## SUPPLIED TEXT
-----

The state, an entity with governmental functions, and a political embodiment of all its citizens, is not a citizen and cannot sue or be sued as such and thereby establish the diversity jurisdiction. Postal Tel. Cable Co. v. State of Alabama, 155 U.S. 482, 15 S.Ct. 192, 39 L.Ed. 231; 28 U.S.C.A § 41(1). Yet it may incarnate itself into a corporate creature exercising only the state's governmental functions and which, though it cannot vote, procreate as a human mammal, bleed in battle for its country's defense, or hang for treason against her, by a legal fiction is, in effect, a citizen for the purpose of creating the diversity jurisdiction. Certainly such an incarnation would have seemed monstrous to the men framing the Constitution if it had been suggested that this was the "citizen" of which they were thinking when they enacted Article III, sec. 2, clause 1 of the Constitution. It so seems to the writer of this opinion, whose views are better expressed in Professor McGovney's review in the Harvard Law Review of May 1943, at page 853.
Equally astounding to the framers of the Constitution would have seemed the more recent results of the application of the fiction to private corporations. The records of Director Chandler of the Administrative Office of the United States Courts show that in the fiscal year 1942 there were 2,083 cases terminated in the federal District Courts which had been removed from the state courts by corporate defendants on the ground of diversity of citizenship. This is 52-plus percent of the 3,864 cases there terminated in that year in which the federal jurisdiction was based upon a corporate citizenship.
In this circuit, and no doubt elsewhere, corporate defendants use the fiction to transfer cases from the state courts, where their opponents are entitled to verdicts on votes of eight, nine or ten jurors, to the unanimous vote of the federal tribunals. Many more than those so transferred are those unjustly settled under the pressure of the threat of transfer from the lesser jury vote of the state courts of the vicinage to the distant federal courts, often requiring a change or addition of counsel and always the expense of travel of parties and witnesses and the discomfort of living away from home.
Montana 8 votes; California, Oregon and Idaho 9 votes; Washington 10 votes.

-----

## RAW RECORDS

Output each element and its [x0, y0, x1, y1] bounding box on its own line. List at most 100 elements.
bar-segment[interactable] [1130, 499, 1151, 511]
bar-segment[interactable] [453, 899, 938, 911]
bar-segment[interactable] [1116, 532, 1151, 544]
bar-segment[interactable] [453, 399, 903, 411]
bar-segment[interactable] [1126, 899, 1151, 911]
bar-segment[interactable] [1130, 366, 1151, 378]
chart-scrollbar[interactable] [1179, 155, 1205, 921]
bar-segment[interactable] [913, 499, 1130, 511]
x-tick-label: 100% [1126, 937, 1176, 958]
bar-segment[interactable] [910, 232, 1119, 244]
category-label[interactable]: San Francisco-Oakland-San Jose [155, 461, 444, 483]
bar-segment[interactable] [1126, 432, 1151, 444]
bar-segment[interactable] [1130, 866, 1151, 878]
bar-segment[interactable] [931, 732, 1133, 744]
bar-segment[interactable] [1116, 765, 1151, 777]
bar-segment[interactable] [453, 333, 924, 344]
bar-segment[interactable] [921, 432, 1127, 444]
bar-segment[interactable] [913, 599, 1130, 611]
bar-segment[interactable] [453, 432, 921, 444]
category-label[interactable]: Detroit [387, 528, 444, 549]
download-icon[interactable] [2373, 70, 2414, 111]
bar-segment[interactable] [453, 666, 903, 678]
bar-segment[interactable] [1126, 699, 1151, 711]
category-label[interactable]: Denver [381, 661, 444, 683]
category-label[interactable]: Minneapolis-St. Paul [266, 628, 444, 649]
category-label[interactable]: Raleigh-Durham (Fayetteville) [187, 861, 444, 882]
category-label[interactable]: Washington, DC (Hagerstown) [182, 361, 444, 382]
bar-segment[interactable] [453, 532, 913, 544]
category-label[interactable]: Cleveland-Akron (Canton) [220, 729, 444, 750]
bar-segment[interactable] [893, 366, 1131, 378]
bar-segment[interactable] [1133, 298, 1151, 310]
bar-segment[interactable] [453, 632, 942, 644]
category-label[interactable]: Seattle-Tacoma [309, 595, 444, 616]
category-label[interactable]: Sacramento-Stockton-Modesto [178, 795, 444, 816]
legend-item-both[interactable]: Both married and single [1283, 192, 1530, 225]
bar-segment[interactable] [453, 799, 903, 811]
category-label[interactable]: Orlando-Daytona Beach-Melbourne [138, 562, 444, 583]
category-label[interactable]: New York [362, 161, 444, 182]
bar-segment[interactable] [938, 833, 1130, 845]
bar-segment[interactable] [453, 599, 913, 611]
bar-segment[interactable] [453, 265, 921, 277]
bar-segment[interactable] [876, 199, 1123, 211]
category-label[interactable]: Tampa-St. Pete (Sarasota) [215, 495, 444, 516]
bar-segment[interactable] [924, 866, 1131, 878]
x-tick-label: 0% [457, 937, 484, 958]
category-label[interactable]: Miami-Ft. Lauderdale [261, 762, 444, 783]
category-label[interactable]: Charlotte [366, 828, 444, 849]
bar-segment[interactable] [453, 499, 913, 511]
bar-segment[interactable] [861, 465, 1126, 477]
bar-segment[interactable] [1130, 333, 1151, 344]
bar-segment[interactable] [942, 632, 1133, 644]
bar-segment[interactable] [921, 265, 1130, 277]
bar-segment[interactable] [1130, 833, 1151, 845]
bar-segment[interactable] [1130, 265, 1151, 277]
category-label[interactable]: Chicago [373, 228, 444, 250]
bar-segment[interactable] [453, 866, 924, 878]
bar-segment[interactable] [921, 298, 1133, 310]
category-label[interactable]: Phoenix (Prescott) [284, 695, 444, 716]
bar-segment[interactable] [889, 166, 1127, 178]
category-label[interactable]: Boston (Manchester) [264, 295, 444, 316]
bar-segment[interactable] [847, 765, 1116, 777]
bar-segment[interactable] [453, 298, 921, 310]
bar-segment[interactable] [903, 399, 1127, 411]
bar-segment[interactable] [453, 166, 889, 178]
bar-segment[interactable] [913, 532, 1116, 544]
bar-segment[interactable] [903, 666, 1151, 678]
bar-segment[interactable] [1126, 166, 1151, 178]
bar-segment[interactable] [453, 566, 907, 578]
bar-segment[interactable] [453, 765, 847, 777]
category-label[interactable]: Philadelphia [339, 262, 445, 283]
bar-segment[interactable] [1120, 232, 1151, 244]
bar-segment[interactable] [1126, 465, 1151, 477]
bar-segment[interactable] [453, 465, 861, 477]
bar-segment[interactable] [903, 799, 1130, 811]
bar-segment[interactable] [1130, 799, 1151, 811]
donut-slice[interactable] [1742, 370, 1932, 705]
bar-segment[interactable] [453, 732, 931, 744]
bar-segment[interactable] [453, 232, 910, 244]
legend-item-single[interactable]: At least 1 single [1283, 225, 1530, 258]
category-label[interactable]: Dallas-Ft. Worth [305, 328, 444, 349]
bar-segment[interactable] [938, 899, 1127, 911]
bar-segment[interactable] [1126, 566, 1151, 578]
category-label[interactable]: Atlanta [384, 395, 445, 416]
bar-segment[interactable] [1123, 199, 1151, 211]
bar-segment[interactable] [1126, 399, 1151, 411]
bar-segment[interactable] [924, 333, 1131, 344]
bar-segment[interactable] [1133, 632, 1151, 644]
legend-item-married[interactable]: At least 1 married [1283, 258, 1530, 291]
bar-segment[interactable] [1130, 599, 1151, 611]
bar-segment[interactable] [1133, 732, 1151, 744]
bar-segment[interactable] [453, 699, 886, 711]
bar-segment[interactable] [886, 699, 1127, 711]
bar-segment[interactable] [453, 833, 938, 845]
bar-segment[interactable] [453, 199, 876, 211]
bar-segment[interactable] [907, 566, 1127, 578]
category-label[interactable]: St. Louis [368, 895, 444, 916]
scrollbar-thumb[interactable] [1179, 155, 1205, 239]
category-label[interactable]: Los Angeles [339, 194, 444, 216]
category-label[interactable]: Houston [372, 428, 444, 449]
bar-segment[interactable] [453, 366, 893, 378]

-----

## SET OF TASKS
A. Please copy the stretch of the opinion from "In this circuit, and" through "Washington 10 votes." word for word.
B. According to the opinion, why are many cases settled unjustly even though they are never transferred to federal court?
The data shown here is separate material and has no connection to the opinion.

## RESPONSES BY TASK
A.
In this circuit, and no doubt elsewhere, corporate defendants use the fiction to transfer cases from the state courts, where their opponents are entitled to verdicts on votes of eight, nine or ten jurors, to the unanimous vote of the federal tribunals. Many more than those so transferred are those unjustly settled under the pressure of the threat of transfer from the lesser jury vote of the state courts of the vicinage to the distant federal courts, often requiring a change or addition of counsel and always the expense of travel of parties and witnesses and the discomfort of living away from home.
Montana 8 votes; California, Oregon and Idaho 9 votes; Washington 10 votes.

B. They are settled under pressure from the threat of transfer. Removal would take the case from a state court of the vicinage, where a lesser jury vote suffices, to a distant federal court. That move often requires changing or adding counsel, and it always brings travel expenses for parties and witnesses and the discomfort of living away from home.